== The task ==
From the entries below, copy every line where the string "direction" appears.
"""
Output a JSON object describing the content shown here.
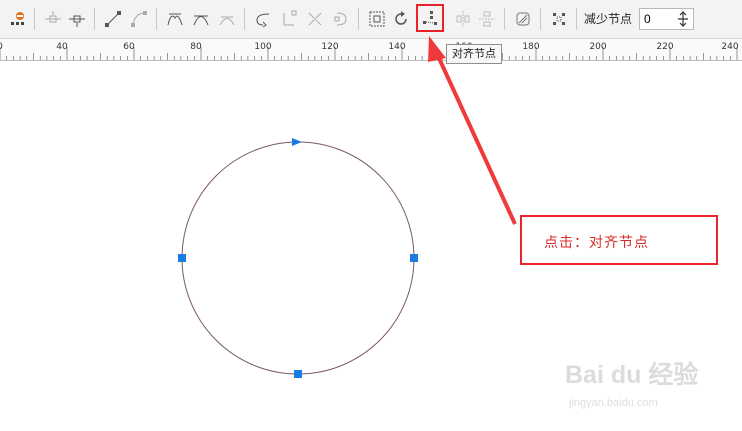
{
  "toolbar": {
    "reduce_nodes_label": "减少节点",
    "reduce_nodes_value": "0",
    "buttons": [
      {
        "name": "select-all-nodes",
        "icon": "select-all-nodes-icon"
      },
      {
        "name": "add-node",
        "icon": "add-node-icon"
      },
      {
        "name": "delete-node",
        "icon": "delete-node-icon"
      },
      {
        "name": "to-line",
        "icon": "to-line-icon"
      },
      {
        "name": "to-curve",
        "icon": "to-curve-icon"
      },
      {
        "name": "cusp-node",
        "icon": "cusp-node-icon"
      },
      {
        "name": "smooth-node",
        "icon": "smooth-node-icon"
      },
      {
        "name": "symmetric-node",
        "icon": "symmetric-node-icon"
      },
      {
        "name": "reverse-direction",
        "icon": "reverse-direction-icon"
      },
      {
        "name": "extend-curve",
        "icon": "extend-curve-icon"
      },
      {
        "name": "break-curve",
        "icon": "break-curve-icon"
      },
      {
        "name": "join-nodes",
        "icon": "join-nodes-icon"
      },
      {
        "name": "stretch-scale-nodes",
        "icon": "stretch-scale-nodes-icon"
      },
      {
        "name": "rotate-skew-nodes",
        "icon": "rotate-skew-nodes-icon"
      },
      {
        "name": "align-nodes",
        "icon": "align-nodes-icon"
      },
      {
        "name": "mirror-horizontal",
        "icon": "mirror-horizontal-icon"
      },
      {
        "name": "mirror-vertical",
        "icon": "mirror-vertical-icon"
      },
      {
        "name": "elastic-mode",
        "icon": "elastic-mode-icon"
      },
      {
        "name": "select-all-nodes-alt",
        "icon": "select-all-nodes-alt-icon"
      }
    ]
  },
  "ruler": {
    "labels": [
      "0",
      "40",
      "60",
      "80",
      "100",
      "120",
      "140",
      "160",
      "180",
      "200",
      "220",
      "240"
    ]
  },
  "tooltip": {
    "text": "对齐节点"
  },
  "callout": {
    "text": "点击：对齐节点"
  },
  "watermark": {
    "logo": "Bai du 经验",
    "url": "jingyan.baidu.com"
  },
  "colors": {
    "highlight": "#e8242a",
    "node": "#1a7be0",
    "circle_stroke": "#7a5a63"
  }
}
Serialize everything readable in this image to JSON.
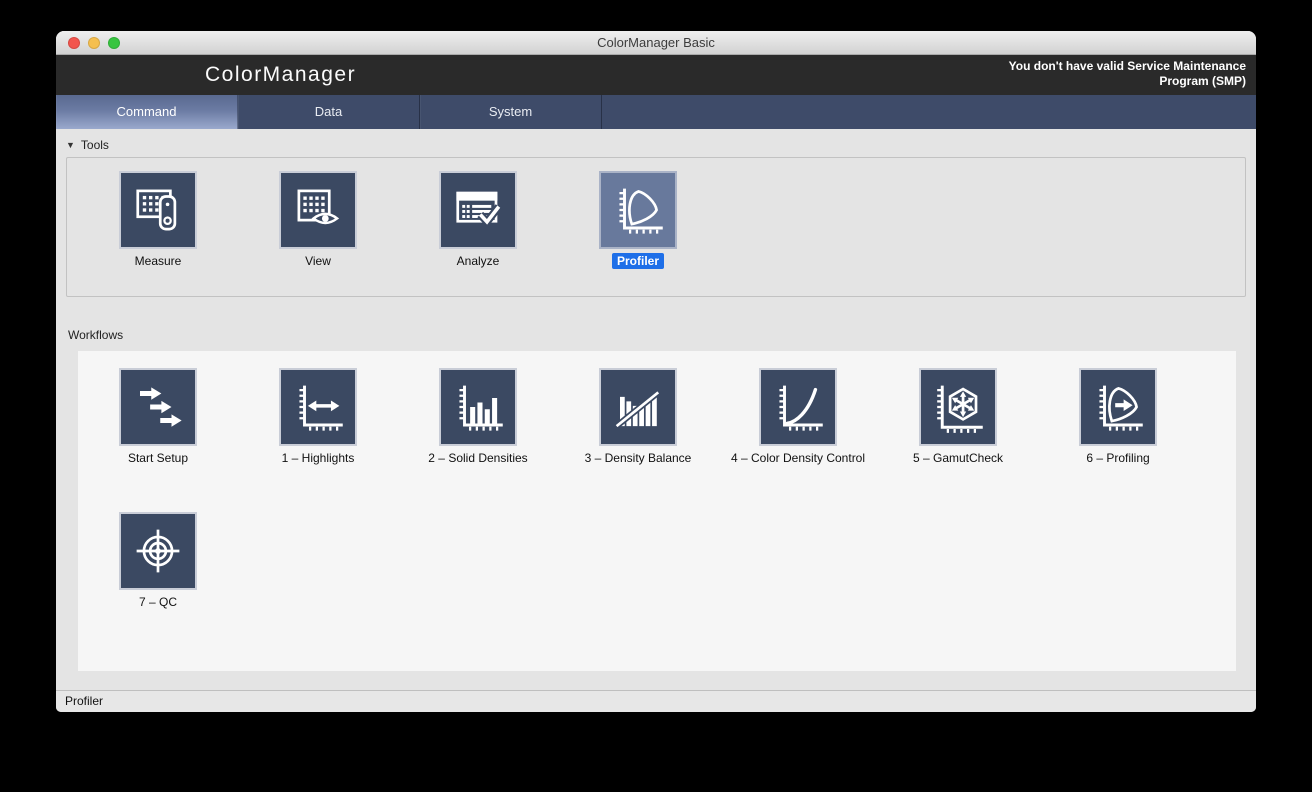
"""
== Correct answer ==
        "name": "reverse-direction",
        "icon": "reverse-direction-icon"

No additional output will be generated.